[A block of data]
==========
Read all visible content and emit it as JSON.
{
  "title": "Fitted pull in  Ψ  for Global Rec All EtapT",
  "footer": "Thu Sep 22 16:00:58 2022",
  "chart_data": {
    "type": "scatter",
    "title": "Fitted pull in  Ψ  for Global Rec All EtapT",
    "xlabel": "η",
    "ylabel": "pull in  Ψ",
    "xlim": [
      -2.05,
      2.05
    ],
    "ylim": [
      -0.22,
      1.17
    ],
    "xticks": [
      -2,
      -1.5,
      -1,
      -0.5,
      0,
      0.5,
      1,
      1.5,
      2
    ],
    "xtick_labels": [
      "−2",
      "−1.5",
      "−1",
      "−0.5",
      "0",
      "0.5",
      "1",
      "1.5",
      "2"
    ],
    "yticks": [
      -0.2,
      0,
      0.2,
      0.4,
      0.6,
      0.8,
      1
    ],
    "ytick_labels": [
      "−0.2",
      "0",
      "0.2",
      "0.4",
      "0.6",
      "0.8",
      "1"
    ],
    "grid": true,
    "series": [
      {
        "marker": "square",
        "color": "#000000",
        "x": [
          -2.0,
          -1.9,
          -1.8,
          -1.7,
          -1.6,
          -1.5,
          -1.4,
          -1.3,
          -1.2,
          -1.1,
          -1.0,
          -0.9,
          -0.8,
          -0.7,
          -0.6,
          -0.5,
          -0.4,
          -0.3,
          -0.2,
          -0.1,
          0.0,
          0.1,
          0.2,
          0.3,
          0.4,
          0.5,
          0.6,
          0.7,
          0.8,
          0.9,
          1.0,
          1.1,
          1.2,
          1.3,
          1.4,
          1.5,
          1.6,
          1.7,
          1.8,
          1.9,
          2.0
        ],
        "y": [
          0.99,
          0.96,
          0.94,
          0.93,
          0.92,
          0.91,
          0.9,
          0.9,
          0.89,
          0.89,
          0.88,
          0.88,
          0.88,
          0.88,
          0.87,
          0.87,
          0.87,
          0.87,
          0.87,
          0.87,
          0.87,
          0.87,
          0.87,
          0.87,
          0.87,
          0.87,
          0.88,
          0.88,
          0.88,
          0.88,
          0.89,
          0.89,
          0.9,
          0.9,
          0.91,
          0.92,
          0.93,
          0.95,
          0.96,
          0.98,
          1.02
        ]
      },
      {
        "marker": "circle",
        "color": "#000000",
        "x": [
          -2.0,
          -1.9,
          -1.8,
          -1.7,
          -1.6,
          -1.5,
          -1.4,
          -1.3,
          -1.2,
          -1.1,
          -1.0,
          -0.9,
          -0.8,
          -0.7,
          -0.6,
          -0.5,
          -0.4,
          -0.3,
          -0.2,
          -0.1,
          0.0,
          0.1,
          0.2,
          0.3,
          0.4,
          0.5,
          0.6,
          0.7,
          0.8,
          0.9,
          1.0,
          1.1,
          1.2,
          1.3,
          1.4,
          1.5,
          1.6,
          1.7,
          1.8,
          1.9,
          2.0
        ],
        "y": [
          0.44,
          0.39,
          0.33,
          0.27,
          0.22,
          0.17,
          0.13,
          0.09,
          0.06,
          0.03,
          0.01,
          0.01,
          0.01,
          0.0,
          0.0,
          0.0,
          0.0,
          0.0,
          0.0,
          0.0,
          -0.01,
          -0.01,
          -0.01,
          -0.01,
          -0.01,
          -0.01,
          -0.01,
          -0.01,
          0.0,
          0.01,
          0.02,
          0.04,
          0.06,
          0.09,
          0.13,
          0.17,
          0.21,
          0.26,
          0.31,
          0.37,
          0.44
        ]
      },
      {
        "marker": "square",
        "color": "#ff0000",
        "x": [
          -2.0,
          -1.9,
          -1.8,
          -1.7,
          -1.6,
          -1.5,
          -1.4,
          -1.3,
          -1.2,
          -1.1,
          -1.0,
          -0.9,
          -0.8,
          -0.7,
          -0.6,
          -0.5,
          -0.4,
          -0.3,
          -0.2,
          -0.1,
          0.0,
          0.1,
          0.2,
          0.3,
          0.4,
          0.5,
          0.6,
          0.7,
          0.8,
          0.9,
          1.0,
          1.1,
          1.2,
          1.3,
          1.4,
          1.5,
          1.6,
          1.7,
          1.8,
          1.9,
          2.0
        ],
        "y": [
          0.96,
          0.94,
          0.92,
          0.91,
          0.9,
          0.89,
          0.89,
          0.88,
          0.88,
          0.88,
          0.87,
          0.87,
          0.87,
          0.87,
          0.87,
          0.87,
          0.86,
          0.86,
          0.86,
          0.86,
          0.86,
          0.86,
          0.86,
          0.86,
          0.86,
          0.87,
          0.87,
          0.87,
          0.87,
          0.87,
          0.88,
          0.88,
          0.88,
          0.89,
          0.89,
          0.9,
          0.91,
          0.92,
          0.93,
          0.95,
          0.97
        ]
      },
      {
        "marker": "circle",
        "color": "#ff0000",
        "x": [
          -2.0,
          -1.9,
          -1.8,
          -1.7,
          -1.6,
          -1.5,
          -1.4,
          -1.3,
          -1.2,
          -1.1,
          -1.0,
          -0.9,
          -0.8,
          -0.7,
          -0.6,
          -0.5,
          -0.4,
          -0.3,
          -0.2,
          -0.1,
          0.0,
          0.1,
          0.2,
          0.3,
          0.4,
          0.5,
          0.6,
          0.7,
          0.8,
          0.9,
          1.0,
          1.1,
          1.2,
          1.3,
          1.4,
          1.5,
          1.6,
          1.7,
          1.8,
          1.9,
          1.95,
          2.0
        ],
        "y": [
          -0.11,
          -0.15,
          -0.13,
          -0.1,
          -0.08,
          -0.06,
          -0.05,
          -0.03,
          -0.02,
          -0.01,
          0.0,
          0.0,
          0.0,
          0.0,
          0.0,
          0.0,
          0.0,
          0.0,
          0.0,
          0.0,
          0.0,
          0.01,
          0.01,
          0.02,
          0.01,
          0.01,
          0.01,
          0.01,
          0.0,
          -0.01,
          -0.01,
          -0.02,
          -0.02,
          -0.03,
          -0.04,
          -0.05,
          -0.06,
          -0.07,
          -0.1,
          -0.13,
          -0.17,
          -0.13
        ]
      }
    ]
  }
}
==========
[SET PROBLEM]
Write the material out again word for word.

[TASK OUTPUT]
Read all visible content and emit it as JSON.
{
  "title": "Fitted pull in  Ψ  for Global Rec All EtapT",
  "footer": "Thu Sep 22 16:00:58 2022",
  "chart_data": {
    "type": "scatter",
    "title": "Fitted pull in  Ψ  for Global Rec All EtapT",
    "xlabel": "η",
    "ylabel": "pull in  Ψ",
    "xlim": [
      -2.05,
      2.05
    ],
    "ylim": [
      -0.22,
      1.17
    ],
    "xticks": [
      -2,
      -1.5,
      -1,
      -0.5,
      0,
      0.5,
      1,
      1.5,
      2
    ],
    "xtick_labels": [
      "−2",
      "−1.5",
      "−1",
      "−0.5",
      "0",
      "0.5",
      "1",
      "1.5",
      "2"
    ],
    "yticks": [
      -0.2,
      0,
      0.2,
      0.4,
      0.6,
      0.8,
      1
    ],
    "ytick_labels": [
      "−0.2",
      "0",
      "0.2",
      "0.4",
      "0.6",
      "0.8",
      "1"
    ],
    "grid": true,
    "series": [
      {
        "marker": "square",
        "color": "#000000",
        "x": [
          -2.0,
          -1.9,
          -1.8,
          -1.7,
          -1.6,
          -1.5,
          -1.4,
          -1.3,
          -1.2,
          -1.1,
          -1.0,
          -0.9,
          -0.8,
          -0.7,
          -0.6,
          -0.5,
          -0.4,
          -0.3,
          -0.2,
          -0.1,
          0.0,
          0.1,
          0.2,
          0.3,
          0.4,
          0.5,
          0.6,
          0.7,
          0.8,
          0.9,
          1.0,
          1.1,
          1.2,
          1.3,
          1.4,
          1.5,
          1.6,
          1.7,
          1.8,
          1.9,
          2.0
        ],
        "y": [
          0.99,
          0.96,
          0.94,
          0.93,
          0.92,
          0.91,
          0.9,
          0.9,
          0.89,
          0.89,
          0.88,
          0.88,
          0.88,
          0.88,
          0.87,
          0.87,
          0.87,
          0.87,
          0.87,
          0.87,
          0.87,
          0.87,
          0.87,
          0.87,
          0.87,
          0.87,
          0.88,
          0.88,
          0.88,
          0.88,
          0.89,
          0.89,
          0.9,
          0.9,
          0.91,
          0.92,
          0.93,
          0.95,
          0.96,
          0.98,
          1.02
        ]
      },
      {
        "marker": "circle",
        "color": "#000000",
        "x": [
          -2.0,
          -1.9,
          -1.8,
          -1.7,
          -1.6,
          -1.5,
          -1.4,
          -1.3,
          -1.2,
          -1.1,
          -1.0,
          -0.9,
          -0.8,
          -0.7,
          -0.6,
          -0.5,
          -0.4,
          -0.3,
          -0.2,
          -0.1,
          0.0,
          0.1,
          0.2,
          0.3,
          0.4,
          0.5,
          0.6,
          0.7,
          0.8,
          0.9,
          1.0,
          1.1,
          1.2,
          1.3,
          1.4,
          1.5,
          1.6,
          1.7,
          1.8,
          1.9,
          2.0
        ],
        "y": [
          0.44,
          0.39,
          0.33,
          0.27,
          0.22,
          0.17,
          0.13,
          0.09,
          0.06,
          0.03,
          0.01,
          0.01,
          0.01,
          0.0,
          0.0,
          0.0,
          0.0,
          0.0,
          0.0,
          0.0,
          -0.01,
          -0.01,
          -0.01,
          -0.01,
          -0.01,
          -0.01,
          -0.01,
          -0.01,
          0.0,
          0.01,
          0.02,
          0.04,
          0.06,
          0.09,
          0.13,
          0.17,
          0.21,
          0.26,
          0.31,
          0.37,
          0.44
        ]
      },
      {
        "marker": "square",
        "color": "#ff0000",
        "x": [
          -2.0,
          -1.9,
          -1.8,
          -1.7,
          -1.6,
          -1.5,
          -1.4,
          -1.3,
          -1.2,
          -1.1,
          -1.0,
          -0.9,
          -0.8,
          -0.7,
          -0.6,
          -0.5,
          -0.4,
          -0.3,
          -0.2,
          -0.1,
          0.0,
          0.1,
          0.2,
          0.3,
          0.4,
          0.5,
          0.6,
          0.7,
          0.8,
          0.9,
          1.0,
          1.1,
          1.2,
          1.3,
          1.4,
          1.5,
          1.6,
          1.7,
          1.8,
          1.9,
          2.0
        ],
        "y": [
          0.96,
          0.94,
          0.92,
          0.91,
          0.9,
          0.89,
          0.89,
          0.88,
          0.88,
          0.88,
          0.87,
          0.87,
          0.87,
          0.87,
          0.87,
          0.87,
          0.86,
          0.86,
          0.86,
          0.86,
          0.86,
          0.86,
          0.86,
          0.86,
          0.86,
          0.87,
          0.87,
          0.87,
          0.87,
          0.87,
          0.88,
          0.88,
          0.88,
          0.89,
          0.89,
          0.9,
          0.91,
          0.92,
          0.93,
          0.95,
          0.97
        ]
      },
      {
        "marker": "circle",
        "color": "#ff0000",
        "x": [
          -2.0,
          -1.9,
          -1.8,
          -1.7,
          -1.6,
          -1.5,
          -1.4,
          -1.3,
          -1.2,
          -1.1,
          -1.0,
          -0.9,
          -0.8,
          -0.7,
          -0.6,
          -0.5,
          -0.4,
          -0.3,
          -0.2,
          -0.1,
          0.0,
          0.1,
          0.2,
          0.3,
          0.4,
          0.5,
          0.6,
          0.7,
          0.8,
          0.9,
          1.0,
          1.1,
          1.2,
          1.3,
          1.4,
          1.5,
          1.6,
          1.7,
          1.8,
          1.9,
          1.95,
          2.0
        ],
        "y": [
          -0.11,
          -0.15,
          -0.13,
          -0.1,
          -0.08,
          -0.06,
          -0.05,
          -0.03,
          -0.02,
          -0.01,
          0.0,
          0.0,
          0.0,
          0.0,
          0.0,
          0.0,
          0.0,
          0.0,
          0.0,
          0.0,
          0.0,
          0.01,
          0.01,
          0.02,
          0.01,
          0.01,
          0.01,
          0.01,
          0.0,
          -0.01,
          -0.01,
          -0.02,
          -0.02,
          -0.03,
          -0.04,
          -0.05,
          -0.06,
          -0.07,
          -0.1,
          -0.13,
          -0.17,
          -0.13
        ]
      }
    ]
  }
}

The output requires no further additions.